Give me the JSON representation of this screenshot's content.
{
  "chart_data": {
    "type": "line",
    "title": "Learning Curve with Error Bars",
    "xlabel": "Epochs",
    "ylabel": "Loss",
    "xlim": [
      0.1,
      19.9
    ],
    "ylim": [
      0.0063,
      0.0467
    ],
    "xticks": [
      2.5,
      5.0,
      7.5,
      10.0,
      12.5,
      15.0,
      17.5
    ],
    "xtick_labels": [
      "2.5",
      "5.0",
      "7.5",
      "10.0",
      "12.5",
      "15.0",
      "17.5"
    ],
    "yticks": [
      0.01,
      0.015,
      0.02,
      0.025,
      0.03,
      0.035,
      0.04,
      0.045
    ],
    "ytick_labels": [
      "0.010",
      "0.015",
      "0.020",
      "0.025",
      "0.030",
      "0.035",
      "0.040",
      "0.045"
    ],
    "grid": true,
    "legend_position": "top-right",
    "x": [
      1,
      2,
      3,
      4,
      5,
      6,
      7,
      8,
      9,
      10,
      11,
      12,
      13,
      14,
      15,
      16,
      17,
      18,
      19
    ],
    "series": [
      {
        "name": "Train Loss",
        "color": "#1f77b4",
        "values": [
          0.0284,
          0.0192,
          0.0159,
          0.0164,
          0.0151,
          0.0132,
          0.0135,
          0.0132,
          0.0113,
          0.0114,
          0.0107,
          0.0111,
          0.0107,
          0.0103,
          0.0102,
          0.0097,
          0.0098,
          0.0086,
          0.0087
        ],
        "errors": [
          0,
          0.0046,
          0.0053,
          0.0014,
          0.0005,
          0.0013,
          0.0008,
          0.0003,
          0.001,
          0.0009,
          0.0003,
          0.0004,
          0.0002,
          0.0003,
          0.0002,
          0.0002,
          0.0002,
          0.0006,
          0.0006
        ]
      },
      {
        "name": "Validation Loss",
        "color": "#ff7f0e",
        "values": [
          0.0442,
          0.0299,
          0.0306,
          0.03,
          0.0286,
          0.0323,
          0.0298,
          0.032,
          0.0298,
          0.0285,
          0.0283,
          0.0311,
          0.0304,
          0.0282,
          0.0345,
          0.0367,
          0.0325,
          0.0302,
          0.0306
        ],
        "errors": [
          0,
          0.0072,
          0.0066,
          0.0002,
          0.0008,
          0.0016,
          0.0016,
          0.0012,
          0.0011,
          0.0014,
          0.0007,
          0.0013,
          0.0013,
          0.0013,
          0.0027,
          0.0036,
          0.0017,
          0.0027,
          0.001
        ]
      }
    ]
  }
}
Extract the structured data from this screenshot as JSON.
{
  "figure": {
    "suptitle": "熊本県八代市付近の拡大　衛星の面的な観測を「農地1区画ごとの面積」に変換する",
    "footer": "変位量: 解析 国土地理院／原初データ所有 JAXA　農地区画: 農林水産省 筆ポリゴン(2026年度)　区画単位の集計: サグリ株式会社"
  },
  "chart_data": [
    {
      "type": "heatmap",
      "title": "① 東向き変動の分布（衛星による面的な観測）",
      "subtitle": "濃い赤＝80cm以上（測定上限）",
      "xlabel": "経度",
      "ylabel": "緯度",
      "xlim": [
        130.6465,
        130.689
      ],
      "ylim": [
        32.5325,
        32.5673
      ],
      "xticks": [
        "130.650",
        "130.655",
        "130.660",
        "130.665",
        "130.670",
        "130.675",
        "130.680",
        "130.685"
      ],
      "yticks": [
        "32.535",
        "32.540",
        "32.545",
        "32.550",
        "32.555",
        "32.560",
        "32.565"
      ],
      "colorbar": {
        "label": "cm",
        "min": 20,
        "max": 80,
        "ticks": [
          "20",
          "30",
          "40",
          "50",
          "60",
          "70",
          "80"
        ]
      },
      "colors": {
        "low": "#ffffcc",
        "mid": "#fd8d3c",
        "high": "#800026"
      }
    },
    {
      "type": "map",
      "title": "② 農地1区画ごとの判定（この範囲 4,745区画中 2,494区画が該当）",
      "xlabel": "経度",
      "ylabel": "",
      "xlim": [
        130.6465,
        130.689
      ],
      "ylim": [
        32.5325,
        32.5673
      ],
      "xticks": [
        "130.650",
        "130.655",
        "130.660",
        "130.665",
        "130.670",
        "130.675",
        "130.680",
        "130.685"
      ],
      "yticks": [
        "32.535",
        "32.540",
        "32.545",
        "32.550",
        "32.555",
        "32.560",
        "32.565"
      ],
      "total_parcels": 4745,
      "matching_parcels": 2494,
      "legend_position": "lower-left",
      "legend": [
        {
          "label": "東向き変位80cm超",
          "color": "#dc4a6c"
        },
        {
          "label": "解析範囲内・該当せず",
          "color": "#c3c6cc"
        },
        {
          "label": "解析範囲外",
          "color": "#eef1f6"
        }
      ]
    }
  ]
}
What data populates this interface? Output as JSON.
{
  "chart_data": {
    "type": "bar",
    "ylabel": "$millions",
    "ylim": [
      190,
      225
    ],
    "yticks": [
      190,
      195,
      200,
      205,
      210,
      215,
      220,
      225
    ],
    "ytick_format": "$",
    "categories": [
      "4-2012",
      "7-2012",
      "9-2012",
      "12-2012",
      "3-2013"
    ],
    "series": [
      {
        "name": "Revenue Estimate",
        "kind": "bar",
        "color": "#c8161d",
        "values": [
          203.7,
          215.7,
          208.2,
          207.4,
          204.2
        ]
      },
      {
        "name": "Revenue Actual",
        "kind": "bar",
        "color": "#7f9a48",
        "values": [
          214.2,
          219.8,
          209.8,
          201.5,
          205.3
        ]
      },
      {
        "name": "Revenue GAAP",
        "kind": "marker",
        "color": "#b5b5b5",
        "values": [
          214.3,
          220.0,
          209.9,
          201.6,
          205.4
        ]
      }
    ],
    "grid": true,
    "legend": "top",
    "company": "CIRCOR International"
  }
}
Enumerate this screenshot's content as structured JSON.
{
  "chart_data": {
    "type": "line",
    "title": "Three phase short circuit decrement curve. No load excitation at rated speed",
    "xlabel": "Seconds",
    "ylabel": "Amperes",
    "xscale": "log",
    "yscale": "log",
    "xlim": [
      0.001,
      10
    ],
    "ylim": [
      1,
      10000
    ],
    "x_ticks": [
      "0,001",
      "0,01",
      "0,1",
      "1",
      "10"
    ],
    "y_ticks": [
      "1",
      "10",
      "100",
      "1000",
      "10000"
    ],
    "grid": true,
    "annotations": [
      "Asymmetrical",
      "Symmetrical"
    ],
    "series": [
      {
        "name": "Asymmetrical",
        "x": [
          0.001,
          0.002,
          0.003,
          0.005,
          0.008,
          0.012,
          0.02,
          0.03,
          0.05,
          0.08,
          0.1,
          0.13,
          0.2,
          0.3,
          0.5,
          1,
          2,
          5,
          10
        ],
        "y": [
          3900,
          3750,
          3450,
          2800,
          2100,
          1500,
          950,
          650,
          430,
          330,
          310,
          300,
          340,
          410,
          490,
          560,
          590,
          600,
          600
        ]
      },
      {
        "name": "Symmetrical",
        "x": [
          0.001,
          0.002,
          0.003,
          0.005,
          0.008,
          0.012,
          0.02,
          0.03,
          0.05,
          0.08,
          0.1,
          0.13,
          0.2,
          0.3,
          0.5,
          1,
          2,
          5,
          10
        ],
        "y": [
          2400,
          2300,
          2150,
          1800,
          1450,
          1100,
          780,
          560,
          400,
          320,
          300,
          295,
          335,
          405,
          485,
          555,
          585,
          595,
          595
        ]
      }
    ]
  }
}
· · · · ·
> Problem
Tally the lines of the material above that contain the word "Revenue" and report the total alone.

> Result below
3